_Goal_
Reproduce the records below in full and word for word, excluding pictures.
## Start
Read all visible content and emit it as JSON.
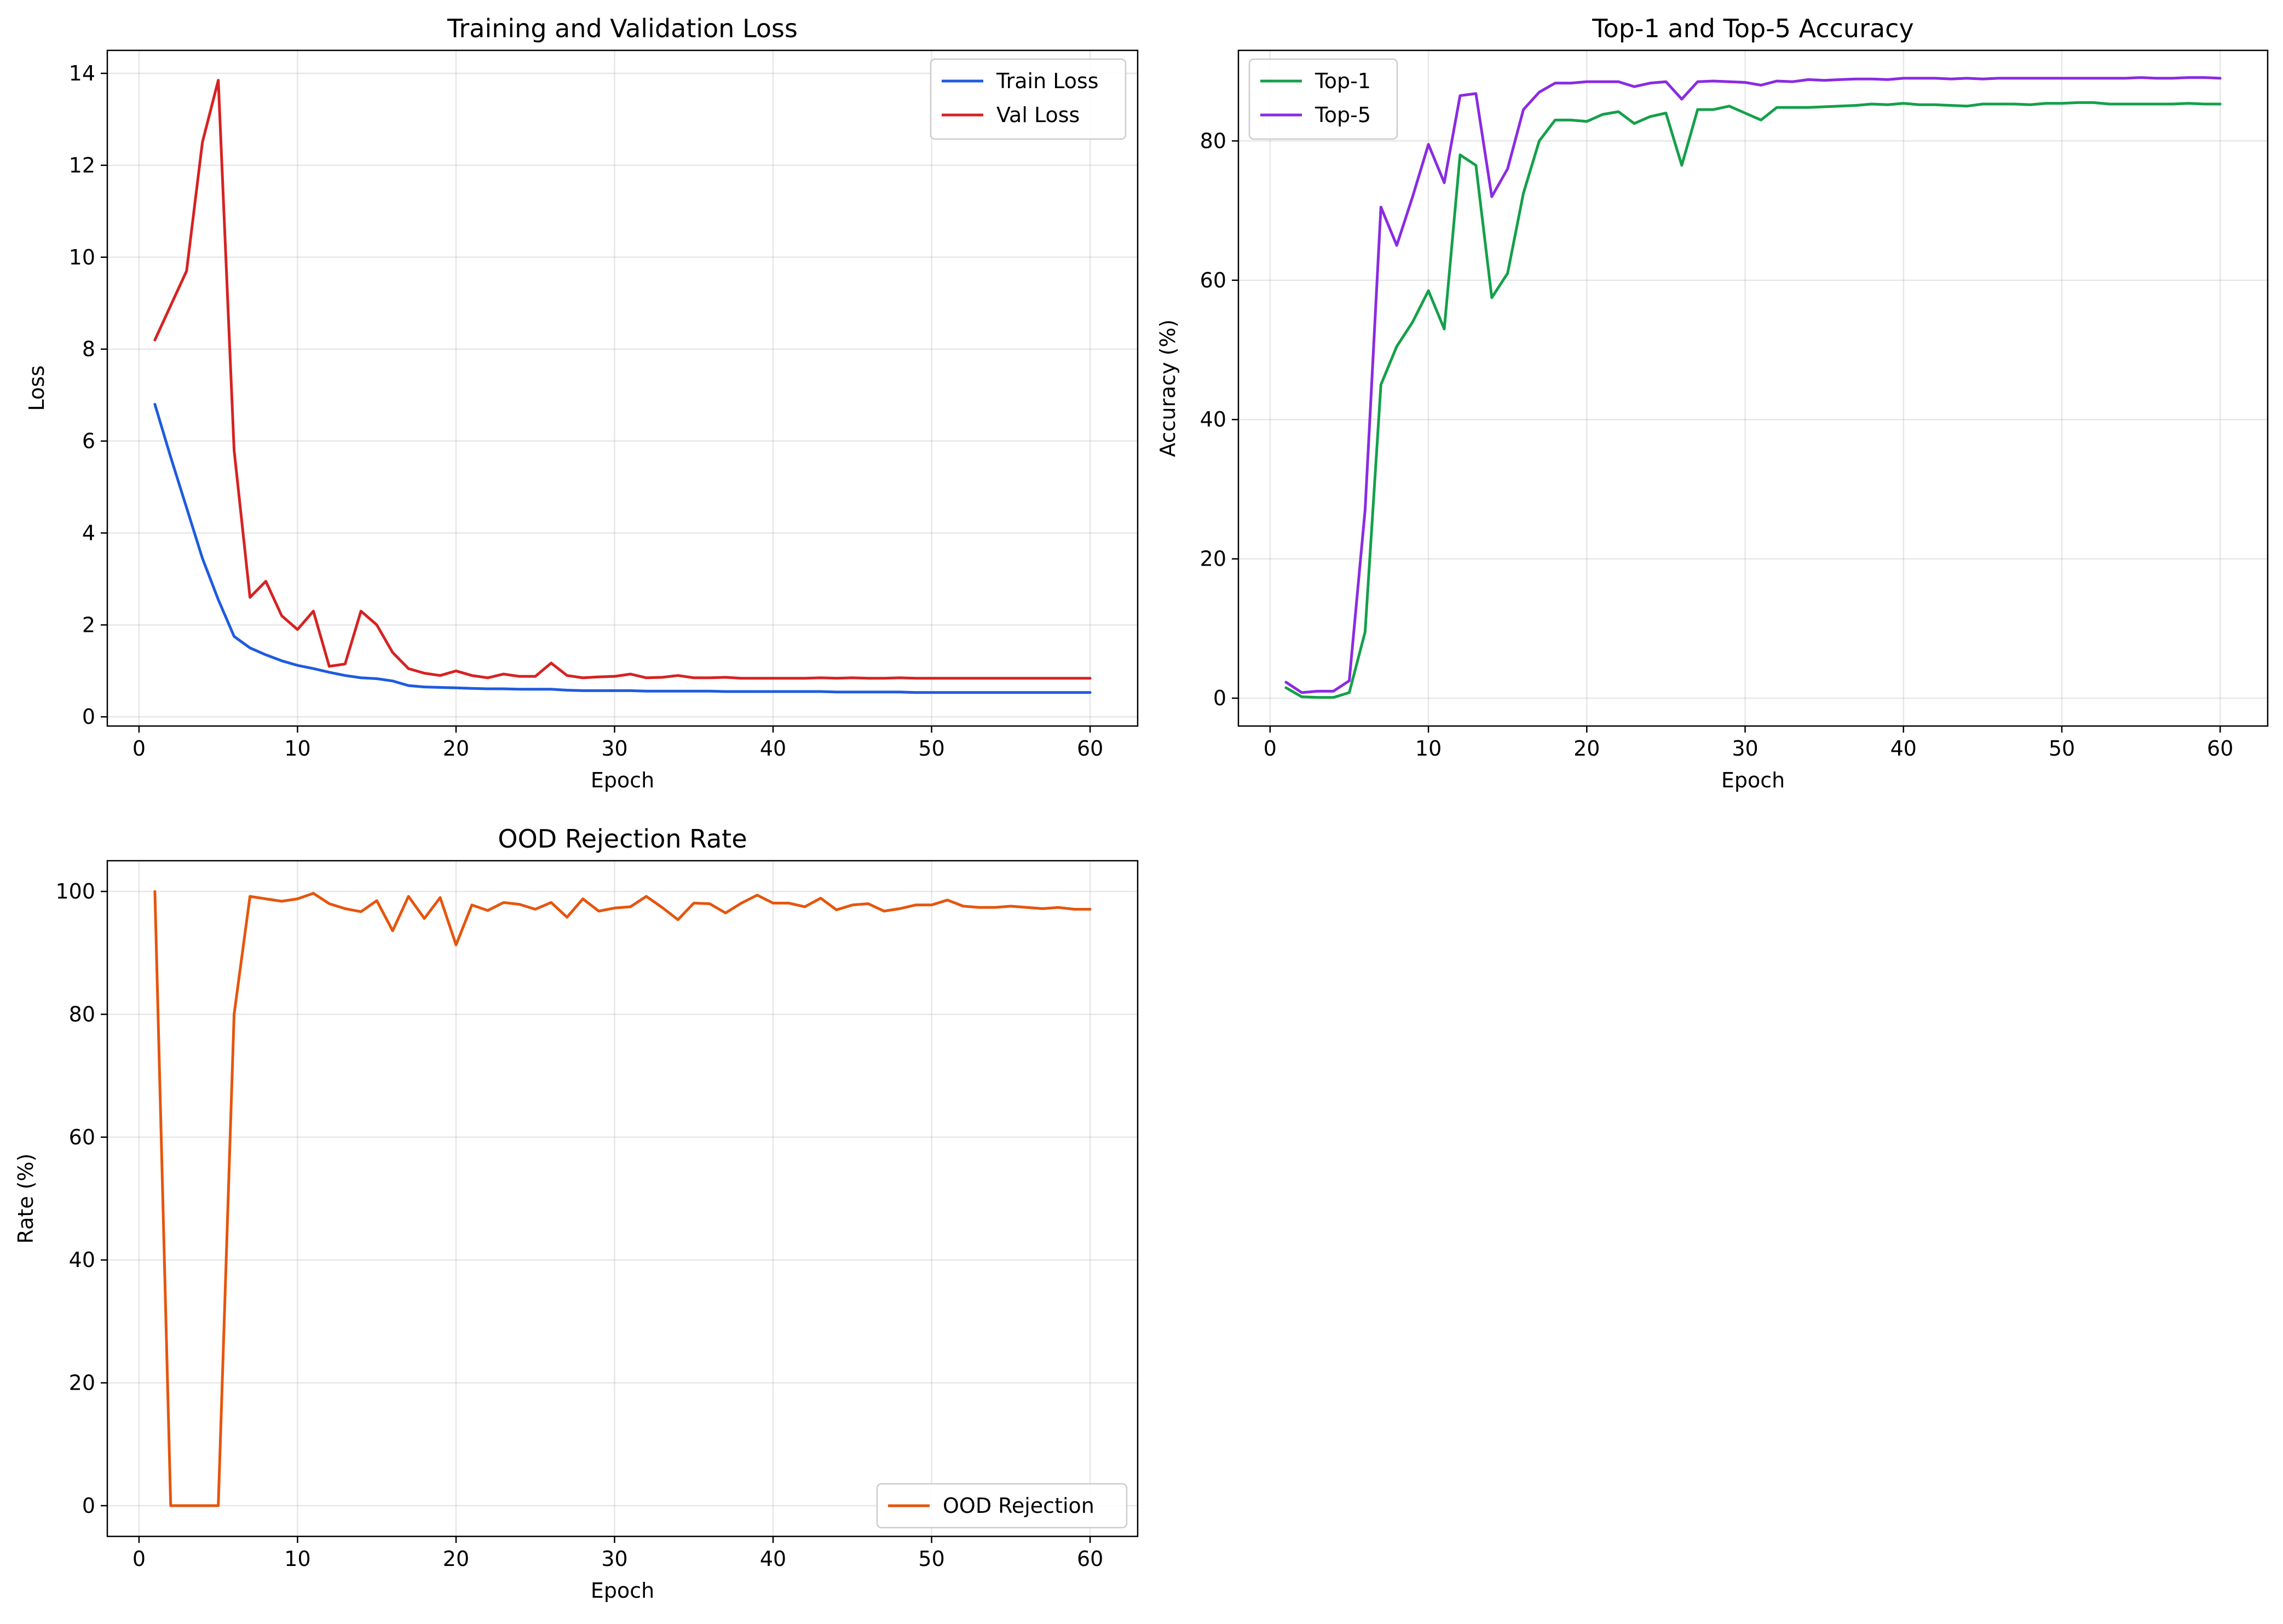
{
  "chart_data": [
    {
      "type": "line",
      "title": "Training and Validation Loss",
      "xlabel": "Epoch",
      "ylabel": "Loss",
      "xlim": [
        -2,
        63
      ],
      "ylim": [
        -0.2,
        14.5
      ],
      "xticks": [
        0,
        10,
        20,
        30,
        40,
        50,
        60
      ],
      "yticks": [
        0,
        2,
        4,
        6,
        8,
        10,
        12,
        14
      ],
      "grid": true,
      "legend": "top-right",
      "x": [
        1,
        2,
        3,
        4,
        5,
        6,
        7,
        8,
        9,
        10,
        11,
        12,
        13,
        14,
        15,
        16,
        17,
        18,
        19,
        20,
        21,
        22,
        23,
        24,
        25,
        26,
        27,
        28,
        29,
        30,
        31,
        32,
        33,
        34,
        35,
        36,
        37,
        38,
        39,
        40,
        41,
        42,
        43,
        44,
        45,
        46,
        47,
        48,
        49,
        50,
        51,
        52,
        53,
        54,
        55,
        56,
        57,
        58,
        59,
        60
      ],
      "series": [
        {
          "name": "Train Loss",
          "color": "#1f5bdf",
          "values": [
            6.8,
            5.65,
            4.55,
            3.45,
            2.55,
            1.75,
            1.5,
            1.35,
            1.22,
            1.12,
            1.05,
            0.97,
            0.9,
            0.85,
            0.83,
            0.78,
            0.68,
            0.65,
            0.64,
            0.63,
            0.62,
            0.61,
            0.61,
            0.6,
            0.6,
            0.6,
            0.58,
            0.57,
            0.57,
            0.57,
            0.57,
            0.56,
            0.56,
            0.56,
            0.56,
            0.56,
            0.55,
            0.55,
            0.55,
            0.55,
            0.55,
            0.55,
            0.55,
            0.54,
            0.54,
            0.54,
            0.54,
            0.54,
            0.53,
            0.53,
            0.53,
            0.53,
            0.53,
            0.53,
            0.53,
            0.53,
            0.53,
            0.53,
            0.53,
            0.53
          ]
        },
        {
          "name": "Val Loss",
          "color": "#d62222",
          "values": [
            8.2,
            8.95,
            9.7,
            12.5,
            13.85,
            5.8,
            2.6,
            2.95,
            2.2,
            1.9,
            2.3,
            1.1,
            1.15,
            2.3,
            2.0,
            1.4,
            1.05,
            0.95,
            0.9,
            1.0,
            0.9,
            0.85,
            0.93,
            0.88,
            0.88,
            1.17,
            0.9,
            0.85,
            0.87,
            0.88,
            0.93,
            0.85,
            0.86,
            0.9,
            0.85,
            0.85,
            0.86,
            0.84,
            0.84,
            0.84,
            0.84,
            0.84,
            0.85,
            0.84,
            0.85,
            0.84,
            0.84,
            0.85,
            0.84,
            0.84,
            0.84,
            0.84,
            0.84,
            0.84,
            0.84,
            0.84,
            0.84,
            0.84,
            0.84,
            0.84
          ]
        }
      ]
    },
    {
      "type": "line",
      "title": "Top-1 and Top-5 Accuracy",
      "xlabel": "Epoch",
      "ylabel": "Accuracy (%)",
      "xlim": [
        -2,
        63
      ],
      "ylim": [
        -4,
        93
      ],
      "xticks": [
        0,
        10,
        20,
        30,
        40,
        50,
        60
      ],
      "yticks": [
        0,
        20,
        40,
        60,
        80
      ],
      "grid": true,
      "legend": "top-left",
      "x": [
        1,
        2,
        3,
        4,
        5,
        6,
        7,
        8,
        9,
        10,
        11,
        12,
        13,
        14,
        15,
        16,
        17,
        18,
        19,
        20,
        21,
        22,
        23,
        24,
        25,
        26,
        27,
        28,
        29,
        30,
        31,
        32,
        33,
        34,
        35,
        36,
        37,
        38,
        39,
        40,
        41,
        42,
        43,
        44,
        45,
        46,
        47,
        48,
        49,
        50,
        51,
        52,
        53,
        54,
        55,
        56,
        57,
        58,
        59,
        60
      ],
      "series": [
        {
          "name": "Top-1",
          "color": "#14a04a",
          "values": [
            1.5,
            0.2,
            0.1,
            0.1,
            0.8,
            9.5,
            45,
            50.5,
            54,
            58.5,
            53,
            78,
            76.5,
            57.5,
            61,
            72.5,
            80,
            83,
            83,
            82.8,
            83.8,
            84.2,
            82.5,
            83.5,
            84,
            76.5,
            84.5,
            84.5,
            85,
            84,
            83,
            84.8,
            84.8,
            84.8,
            84.9,
            85,
            85.1,
            85.3,
            85.2,
            85.4,
            85.2,
            85.2,
            85.1,
            85,
            85.3,
            85.3,
            85.3,
            85.2,
            85.4,
            85.4,
            85.5,
            85.5,
            85.3,
            85.3,
            85.3,
            85.3,
            85.3,
            85.4,
            85.3,
            85.3
          ]
        },
        {
          "name": "Top-5",
          "color": "#8a2be2",
          "values": [
            2.3,
            0.8,
            1,
            1,
            2.5,
            27,
            70.5,
            65,
            72,
            79.5,
            74,
            86.5,
            86.8,
            72,
            76,
            84.5,
            87,
            88.3,
            88.3,
            88.5,
            88.5,
            88.5,
            87.8,
            88.3,
            88.5,
            86,
            88.5,
            88.6,
            88.5,
            88.4,
            88,
            88.6,
            88.5,
            88.8,
            88.7,
            88.8,
            88.9,
            88.9,
            88.8,
            89,
            89,
            89,
            88.9,
            89,
            88.9,
            89,
            89,
            89,
            89,
            89,
            89,
            89,
            89,
            89,
            89.1,
            89,
            89,
            89.1,
            89.1,
            89
          ]
        }
      ]
    },
    {
      "type": "line",
      "title": "OOD Rejection Rate",
      "xlabel": "Epoch",
      "ylabel": "Rate (%)",
      "xlim": [
        -2,
        63
      ],
      "ylim": [
        -5,
        105
      ],
      "xticks": [
        0,
        10,
        20,
        30,
        40,
        50,
        60
      ],
      "yticks": [
        0,
        20,
        40,
        60,
        80,
        100
      ],
      "grid": true,
      "legend": "bottom-right",
      "x": [
        1,
        2,
        3,
        4,
        5,
        6,
        7,
        8,
        9,
        10,
        11,
        12,
        13,
        14,
        15,
        16,
        17,
        18,
        19,
        20,
        21,
        22,
        23,
        24,
        25,
        26,
        27,
        28,
        29,
        30,
        31,
        32,
        33,
        34,
        35,
        36,
        37,
        38,
        39,
        40,
        41,
        42,
        43,
        44,
        45,
        46,
        47,
        48,
        49,
        50,
        51,
        52,
        53,
        54,
        55,
        56,
        57,
        58,
        59,
        60
      ],
      "series": [
        {
          "name": "OOD Rejection",
          "color": "#e6550d",
          "values": [
            100,
            0,
            0,
            0,
            0,
            80,
            99.2,
            98.8,
            98.4,
            98.8,
            99.7,
            98,
            97.2,
            96.7,
            98.5,
            93.6,
            99.2,
            95.6,
            99,
            91.3,
            97.8,
            96.9,
            98.2,
            97.9,
            97.1,
            98.2,
            95.8,
            98.8,
            96.8,
            97.3,
            97.5,
            99.2,
            97.4,
            95.4,
            98.1,
            98,
            96.5,
            98.1,
            99.4,
            98.1,
            98.1,
            97.5,
            98.9,
            97,
            97.8,
            98,
            96.8,
            97.2,
            97.8,
            97.8,
            98.6,
            97.6,
            97.4,
            97.4,
            97.6,
            97.4,
            97.2,
            97.4,
            97.1,
            97.1
          ]
        }
      ]
    }
  ]
}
## End
_Exercise answer_
Read all visible content and emit it as JSON.
{
  "chart_data": [
    {
      "type": "line",
      "title": "Training and Validation Loss",
      "xlabel": "Epoch",
      "ylabel": "Loss",
      "xlim": [
        -2,
        63
      ],
      "ylim": [
        -0.2,
        14.5
      ],
      "xticks": [
        0,
        10,
        20,
        30,
        40,
        50,
        60
      ],
      "yticks": [
        0,
        2,
        4,
        6,
        8,
        10,
        12,
        14
      ],
      "grid": true,
      "legend": "top-right",
      "x": [
        1,
        2,
        3,
        4,
        5,
        6,
        7,
        8,
        9,
        10,
        11,
        12,
        13,
        14,
        15,
        16,
        17,
        18,
        19,
        20,
        21,
        22,
        23,
        24,
        25,
        26,
        27,
        28,
        29,
        30,
        31,
        32,
        33,
        34,
        35,
        36,
        37,
        38,
        39,
        40,
        41,
        42,
        43,
        44,
        45,
        46,
        47,
        48,
        49,
        50,
        51,
        52,
        53,
        54,
        55,
        56,
        57,
        58,
        59,
        60
      ],
      "series": [
        {
          "name": "Train Loss",
          "color": "#1f5bdf",
          "values": [
            6.8,
            5.65,
            4.55,
            3.45,
            2.55,
            1.75,
            1.5,
            1.35,
            1.22,
            1.12,
            1.05,
            0.97,
            0.9,
            0.85,
            0.83,
            0.78,
            0.68,
            0.65,
            0.64,
            0.63,
            0.62,
            0.61,
            0.61,
            0.6,
            0.6,
            0.6,
            0.58,
            0.57,
            0.57,
            0.57,
            0.57,
            0.56,
            0.56,
            0.56,
            0.56,
            0.56,
            0.55,
            0.55,
            0.55,
            0.55,
            0.55,
            0.55,
            0.55,
            0.54,
            0.54,
            0.54,
            0.54,
            0.54,
            0.53,
            0.53,
            0.53,
            0.53,
            0.53,
            0.53,
            0.53,
            0.53,
            0.53,
            0.53,
            0.53,
            0.53
          ]
        },
        {
          "name": "Val Loss",
          "color": "#d62222",
          "values": [
            8.2,
            8.95,
            9.7,
            12.5,
            13.85,
            5.8,
            2.6,
            2.95,
            2.2,
            1.9,
            2.3,
            1.1,
            1.15,
            2.3,
            2.0,
            1.4,
            1.05,
            0.95,
            0.9,
            1.0,
            0.9,
            0.85,
            0.93,
            0.88,
            0.88,
            1.17,
            0.9,
            0.85,
            0.87,
            0.88,
            0.93,
            0.85,
            0.86,
            0.9,
            0.85,
            0.85,
            0.86,
            0.84,
            0.84,
            0.84,
            0.84,
            0.84,
            0.85,
            0.84,
            0.85,
            0.84,
            0.84,
            0.85,
            0.84,
            0.84,
            0.84,
            0.84,
            0.84,
            0.84,
            0.84,
            0.84,
            0.84,
            0.84,
            0.84,
            0.84
          ]
        }
      ]
    },
    {
      "type": "line",
      "title": "Top-1 and Top-5 Accuracy",
      "xlabel": "Epoch",
      "ylabel": "Accuracy (%)",
      "xlim": [
        -2,
        63
      ],
      "ylim": [
        -4,
        93
      ],
      "xticks": [
        0,
        10,
        20,
        30,
        40,
        50,
        60
      ],
      "yticks": [
        0,
        20,
        40,
        60,
        80
      ],
      "grid": true,
      "legend": "top-left",
      "x": [
        1,
        2,
        3,
        4,
        5,
        6,
        7,
        8,
        9,
        10,
        11,
        12,
        13,
        14,
        15,
        16,
        17,
        18,
        19,
        20,
        21,
        22,
        23,
        24,
        25,
        26,
        27,
        28,
        29,
        30,
        31,
        32,
        33,
        34,
        35,
        36,
        37,
        38,
        39,
        40,
        41,
        42,
        43,
        44,
        45,
        46,
        47,
        48,
        49,
        50,
        51,
        52,
        53,
        54,
        55,
        56,
        57,
        58,
        59,
        60
      ],
      "series": [
        {
          "name": "Top-1",
          "color": "#14a04a",
          "values": [
            1.5,
            0.2,
            0.1,
            0.1,
            0.8,
            9.5,
            45,
            50.5,
            54,
            58.5,
            53,
            78,
            76.5,
            57.5,
            61,
            72.5,
            80,
            83,
            83,
            82.8,
            83.8,
            84.2,
            82.5,
            83.5,
            84,
            76.5,
            84.5,
            84.5,
            85,
            84,
            83,
            84.8,
            84.8,
            84.8,
            84.9,
            85,
            85.1,
            85.3,
            85.2,
            85.4,
            85.2,
            85.2,
            85.1,
            85,
            85.3,
            85.3,
            85.3,
            85.2,
            85.4,
            85.4,
            85.5,
            85.5,
            85.3,
            85.3,
            85.3,
            85.3,
            85.3,
            85.4,
            85.3,
            85.3
          ]
        },
        {
          "name": "Top-5",
          "color": "#8a2be2",
          "values": [
            2.3,
            0.8,
            1,
            1,
            2.5,
            27,
            70.5,
            65,
            72,
            79.5,
            74,
            86.5,
            86.8,
            72,
            76,
            84.5,
            87,
            88.3,
            88.3,
            88.5,
            88.5,
            88.5,
            87.8,
            88.3,
            88.5,
            86,
            88.5,
            88.6,
            88.5,
            88.4,
            88,
            88.6,
            88.5,
            88.8,
            88.7,
            88.8,
            88.9,
            88.9,
            88.8,
            89,
            89,
            89,
            88.9,
            89,
            88.9,
            89,
            89,
            89,
            89,
            89,
            89,
            89,
            89,
            89,
            89.1,
            89,
            89,
            89.1,
            89.1,
            89
          ]
        }
      ]
    },
    {
      "type": "line",
      "title": "OOD Rejection Rate",
      "xlabel": "Epoch",
      "ylabel": "Rate (%)",
      "xlim": [
        -2,
        63
      ],
      "ylim": [
        -5,
        105
      ],
      "xticks": [
        0,
        10,
        20,
        30,
        40,
        50,
        60
      ],
      "yticks": [
        0,
        20,
        40,
        60,
        80,
        100
      ],
      "grid": true,
      "legend": "bottom-right",
      "x": [
        1,
        2,
        3,
        4,
        5,
        6,
        7,
        8,
        9,
        10,
        11,
        12,
        13,
        14,
        15,
        16,
        17,
        18,
        19,
        20,
        21,
        22,
        23,
        24,
        25,
        26,
        27,
        28,
        29,
        30,
        31,
        32,
        33,
        34,
        35,
        36,
        37,
        38,
        39,
        40,
        41,
        42,
        43,
        44,
        45,
        46,
        47,
        48,
        49,
        50,
        51,
        52,
        53,
        54,
        55,
        56,
        57,
        58,
        59,
        60
      ],
      "series": [
        {
          "name": "OOD Rejection",
          "color": "#e6550d",
          "values": [
            100,
            0,
            0,
            0,
            0,
            80,
            99.2,
            98.8,
            98.4,
            98.8,
            99.7,
            98,
            97.2,
            96.7,
            98.5,
            93.6,
            99.2,
            95.6,
            99,
            91.3,
            97.8,
            96.9,
            98.2,
            97.9,
            97.1,
            98.2,
            95.8,
            98.8,
            96.8,
            97.3,
            97.5,
            99.2,
            97.4,
            95.4,
            98.1,
            98,
            96.5,
            98.1,
            99.4,
            98.1,
            98.1,
            97.5,
            98.9,
            97,
            97.8,
            98,
            96.8,
            97.2,
            97.8,
            97.8,
            98.6,
            97.6,
            97.4,
            97.4,
            97.6,
            97.4,
            97.2,
            97.4,
            97.1,
            97.1
          ]
        }
      ]
    }
  ]
}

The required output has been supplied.